Rows from a figure dataset:

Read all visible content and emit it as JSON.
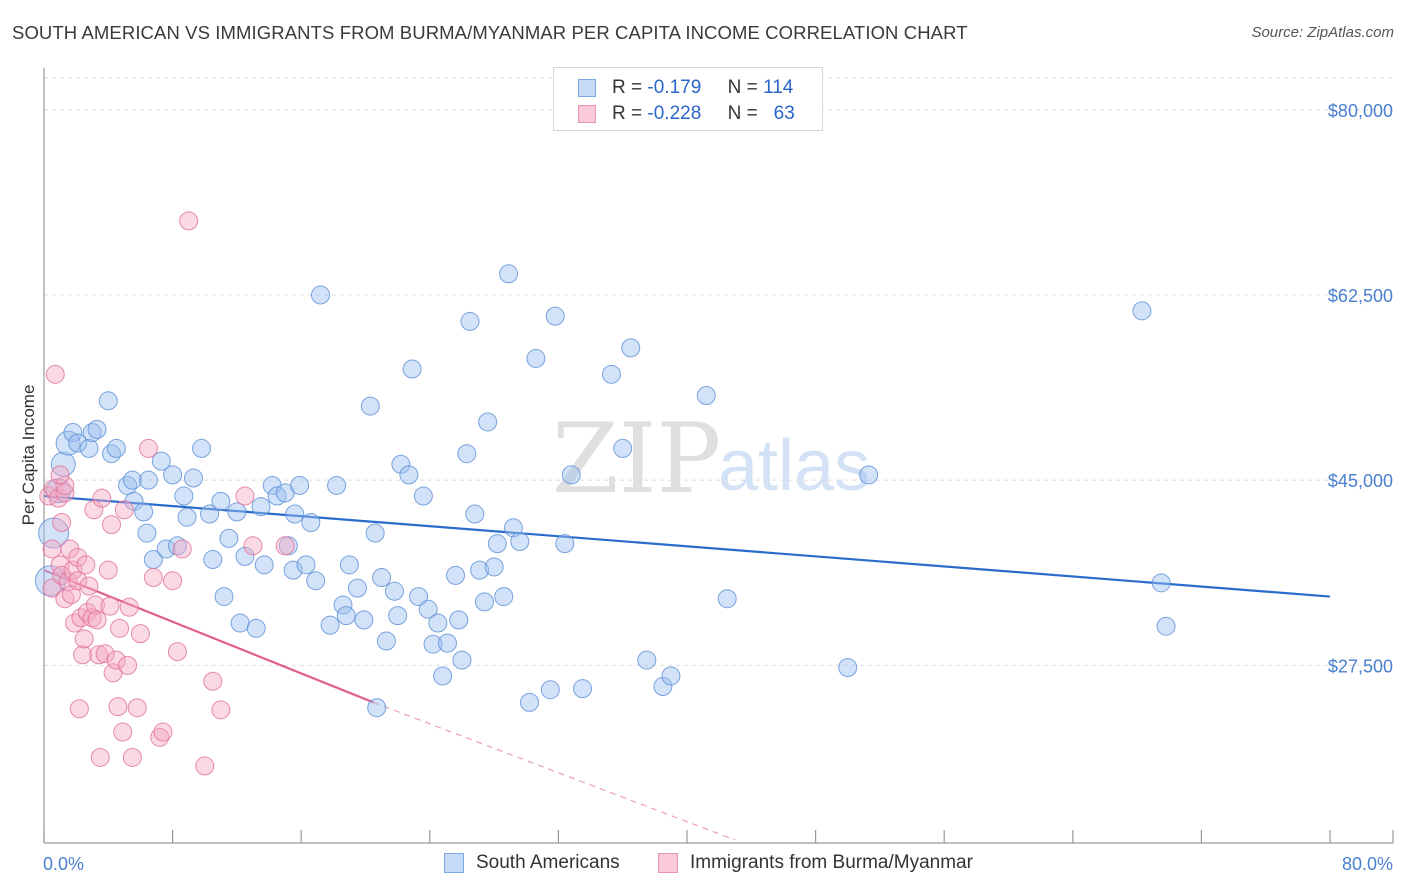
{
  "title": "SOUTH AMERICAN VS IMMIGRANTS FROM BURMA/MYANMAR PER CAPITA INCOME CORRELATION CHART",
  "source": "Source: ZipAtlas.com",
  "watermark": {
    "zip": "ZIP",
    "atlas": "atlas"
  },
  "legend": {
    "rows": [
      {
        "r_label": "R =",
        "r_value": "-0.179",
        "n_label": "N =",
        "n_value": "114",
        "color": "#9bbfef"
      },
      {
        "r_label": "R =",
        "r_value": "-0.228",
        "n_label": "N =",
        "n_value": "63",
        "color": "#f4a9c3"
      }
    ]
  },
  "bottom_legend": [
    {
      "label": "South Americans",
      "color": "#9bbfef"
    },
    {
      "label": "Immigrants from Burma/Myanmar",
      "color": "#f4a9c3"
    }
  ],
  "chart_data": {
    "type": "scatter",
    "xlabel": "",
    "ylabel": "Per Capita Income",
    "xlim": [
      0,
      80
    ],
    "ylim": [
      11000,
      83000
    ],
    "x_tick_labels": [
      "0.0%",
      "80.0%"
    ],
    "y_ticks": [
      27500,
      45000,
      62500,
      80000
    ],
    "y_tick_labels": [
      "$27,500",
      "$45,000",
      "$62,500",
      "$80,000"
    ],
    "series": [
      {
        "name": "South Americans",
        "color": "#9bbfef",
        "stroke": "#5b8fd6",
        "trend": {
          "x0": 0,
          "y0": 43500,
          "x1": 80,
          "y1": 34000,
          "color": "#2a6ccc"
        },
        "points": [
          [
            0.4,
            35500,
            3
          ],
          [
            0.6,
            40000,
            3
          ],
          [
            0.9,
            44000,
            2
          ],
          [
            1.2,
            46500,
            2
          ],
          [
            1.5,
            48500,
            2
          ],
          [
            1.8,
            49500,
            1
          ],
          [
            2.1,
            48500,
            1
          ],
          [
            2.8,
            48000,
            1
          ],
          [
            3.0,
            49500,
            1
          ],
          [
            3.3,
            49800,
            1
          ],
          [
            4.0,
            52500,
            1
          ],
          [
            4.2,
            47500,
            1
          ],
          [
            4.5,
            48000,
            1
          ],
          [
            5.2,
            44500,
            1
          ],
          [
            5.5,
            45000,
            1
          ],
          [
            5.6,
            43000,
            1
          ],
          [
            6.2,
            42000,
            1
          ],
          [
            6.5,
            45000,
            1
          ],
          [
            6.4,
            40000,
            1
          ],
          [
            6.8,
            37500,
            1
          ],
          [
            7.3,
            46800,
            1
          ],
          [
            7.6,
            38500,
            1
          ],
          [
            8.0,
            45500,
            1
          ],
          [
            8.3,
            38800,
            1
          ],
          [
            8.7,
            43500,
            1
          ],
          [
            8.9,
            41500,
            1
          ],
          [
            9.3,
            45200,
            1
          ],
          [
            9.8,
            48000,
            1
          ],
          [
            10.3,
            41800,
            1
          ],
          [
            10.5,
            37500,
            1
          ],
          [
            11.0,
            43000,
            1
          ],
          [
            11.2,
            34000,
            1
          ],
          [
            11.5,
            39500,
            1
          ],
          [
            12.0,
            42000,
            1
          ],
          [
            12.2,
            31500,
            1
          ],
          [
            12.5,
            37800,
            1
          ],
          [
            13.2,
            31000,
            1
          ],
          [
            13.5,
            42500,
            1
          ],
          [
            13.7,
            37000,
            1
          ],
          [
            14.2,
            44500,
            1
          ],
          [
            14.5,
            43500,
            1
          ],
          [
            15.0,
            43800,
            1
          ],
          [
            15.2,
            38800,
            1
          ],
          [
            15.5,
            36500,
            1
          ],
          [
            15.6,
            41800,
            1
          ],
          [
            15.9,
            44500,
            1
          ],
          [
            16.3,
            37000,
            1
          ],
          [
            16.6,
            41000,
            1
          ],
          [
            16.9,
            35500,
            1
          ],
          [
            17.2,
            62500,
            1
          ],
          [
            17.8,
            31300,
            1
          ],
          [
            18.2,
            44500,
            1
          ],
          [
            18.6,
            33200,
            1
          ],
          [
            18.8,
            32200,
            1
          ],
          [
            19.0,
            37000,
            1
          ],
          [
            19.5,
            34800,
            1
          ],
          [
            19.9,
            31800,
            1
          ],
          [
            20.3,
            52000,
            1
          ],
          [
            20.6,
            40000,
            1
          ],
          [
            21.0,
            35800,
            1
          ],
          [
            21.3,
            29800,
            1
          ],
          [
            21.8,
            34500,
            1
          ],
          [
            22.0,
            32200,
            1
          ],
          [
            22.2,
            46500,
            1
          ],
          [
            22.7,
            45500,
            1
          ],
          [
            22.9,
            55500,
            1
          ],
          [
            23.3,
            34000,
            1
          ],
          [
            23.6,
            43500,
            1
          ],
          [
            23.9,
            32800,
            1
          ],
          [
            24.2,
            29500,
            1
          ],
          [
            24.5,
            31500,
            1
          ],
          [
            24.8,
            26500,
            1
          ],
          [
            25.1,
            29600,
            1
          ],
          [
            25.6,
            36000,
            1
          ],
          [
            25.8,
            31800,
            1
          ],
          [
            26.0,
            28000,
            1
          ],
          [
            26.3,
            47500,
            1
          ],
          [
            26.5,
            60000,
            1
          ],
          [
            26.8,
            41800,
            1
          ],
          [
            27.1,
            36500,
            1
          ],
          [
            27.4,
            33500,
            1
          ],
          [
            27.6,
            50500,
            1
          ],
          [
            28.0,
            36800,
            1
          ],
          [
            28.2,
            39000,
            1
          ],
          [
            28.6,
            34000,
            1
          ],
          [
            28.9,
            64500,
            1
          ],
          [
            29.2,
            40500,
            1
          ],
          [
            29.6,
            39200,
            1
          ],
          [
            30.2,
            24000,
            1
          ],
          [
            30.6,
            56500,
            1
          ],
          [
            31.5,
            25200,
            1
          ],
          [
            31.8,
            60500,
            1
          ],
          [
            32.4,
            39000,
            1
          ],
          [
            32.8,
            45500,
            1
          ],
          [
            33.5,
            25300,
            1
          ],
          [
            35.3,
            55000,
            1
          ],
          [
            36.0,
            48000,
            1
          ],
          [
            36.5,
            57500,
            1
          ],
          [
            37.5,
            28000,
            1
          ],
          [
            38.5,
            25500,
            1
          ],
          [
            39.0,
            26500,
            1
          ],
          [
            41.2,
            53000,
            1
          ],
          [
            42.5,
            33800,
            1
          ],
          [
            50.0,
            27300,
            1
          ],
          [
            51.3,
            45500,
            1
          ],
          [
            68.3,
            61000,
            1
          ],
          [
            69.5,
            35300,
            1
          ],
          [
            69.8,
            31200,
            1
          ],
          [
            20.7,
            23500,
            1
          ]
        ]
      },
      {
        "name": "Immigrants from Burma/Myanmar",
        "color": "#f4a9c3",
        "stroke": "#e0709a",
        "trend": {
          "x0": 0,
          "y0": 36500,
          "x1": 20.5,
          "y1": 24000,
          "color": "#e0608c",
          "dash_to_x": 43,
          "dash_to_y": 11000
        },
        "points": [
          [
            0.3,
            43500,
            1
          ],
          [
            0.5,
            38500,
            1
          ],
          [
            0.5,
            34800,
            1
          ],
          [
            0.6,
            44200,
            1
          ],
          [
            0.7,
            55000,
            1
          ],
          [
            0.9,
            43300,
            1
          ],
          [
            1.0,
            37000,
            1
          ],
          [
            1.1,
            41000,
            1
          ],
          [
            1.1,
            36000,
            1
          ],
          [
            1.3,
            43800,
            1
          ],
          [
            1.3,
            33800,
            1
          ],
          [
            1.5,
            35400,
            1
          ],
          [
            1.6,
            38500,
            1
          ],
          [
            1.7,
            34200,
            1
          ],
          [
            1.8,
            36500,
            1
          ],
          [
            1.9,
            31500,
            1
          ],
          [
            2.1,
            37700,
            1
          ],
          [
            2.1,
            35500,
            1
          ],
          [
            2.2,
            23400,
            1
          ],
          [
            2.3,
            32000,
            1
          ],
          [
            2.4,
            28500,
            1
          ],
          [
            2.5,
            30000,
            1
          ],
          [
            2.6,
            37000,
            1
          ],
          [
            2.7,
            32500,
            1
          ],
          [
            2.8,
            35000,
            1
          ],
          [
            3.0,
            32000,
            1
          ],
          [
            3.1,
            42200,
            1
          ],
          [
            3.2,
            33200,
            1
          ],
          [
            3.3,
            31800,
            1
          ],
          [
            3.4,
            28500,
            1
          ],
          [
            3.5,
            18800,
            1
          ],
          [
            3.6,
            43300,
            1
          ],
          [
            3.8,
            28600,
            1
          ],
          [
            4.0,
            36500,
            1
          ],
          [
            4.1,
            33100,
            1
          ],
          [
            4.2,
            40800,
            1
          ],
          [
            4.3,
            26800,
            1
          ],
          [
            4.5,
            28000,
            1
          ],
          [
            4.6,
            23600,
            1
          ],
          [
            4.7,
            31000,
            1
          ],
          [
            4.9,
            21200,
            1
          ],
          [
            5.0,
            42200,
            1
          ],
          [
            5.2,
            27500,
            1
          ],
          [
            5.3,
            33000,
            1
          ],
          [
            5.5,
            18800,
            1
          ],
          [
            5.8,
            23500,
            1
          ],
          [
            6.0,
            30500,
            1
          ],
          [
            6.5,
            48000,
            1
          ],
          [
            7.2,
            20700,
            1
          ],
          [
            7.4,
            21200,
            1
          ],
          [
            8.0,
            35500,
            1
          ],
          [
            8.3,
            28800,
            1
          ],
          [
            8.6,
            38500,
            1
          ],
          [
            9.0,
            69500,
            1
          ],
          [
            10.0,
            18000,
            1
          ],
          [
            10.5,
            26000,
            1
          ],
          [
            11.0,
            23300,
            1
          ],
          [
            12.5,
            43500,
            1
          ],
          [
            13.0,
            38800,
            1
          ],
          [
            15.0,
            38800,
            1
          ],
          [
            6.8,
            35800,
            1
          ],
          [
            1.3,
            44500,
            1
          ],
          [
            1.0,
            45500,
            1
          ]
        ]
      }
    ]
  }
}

## Your goal
Copy out each line of the records that holds the string "color".

## Complete answer
        "color": "#9bbfef"
        "color": "#f4a9c3"
      "color": "#9bbfef"
      "color": "#f4a9c3"
        "color": "#9bbfef",
          "color": "#2a6ccc"
        "color": "#f4a9c3",
          "color": "#e0608c",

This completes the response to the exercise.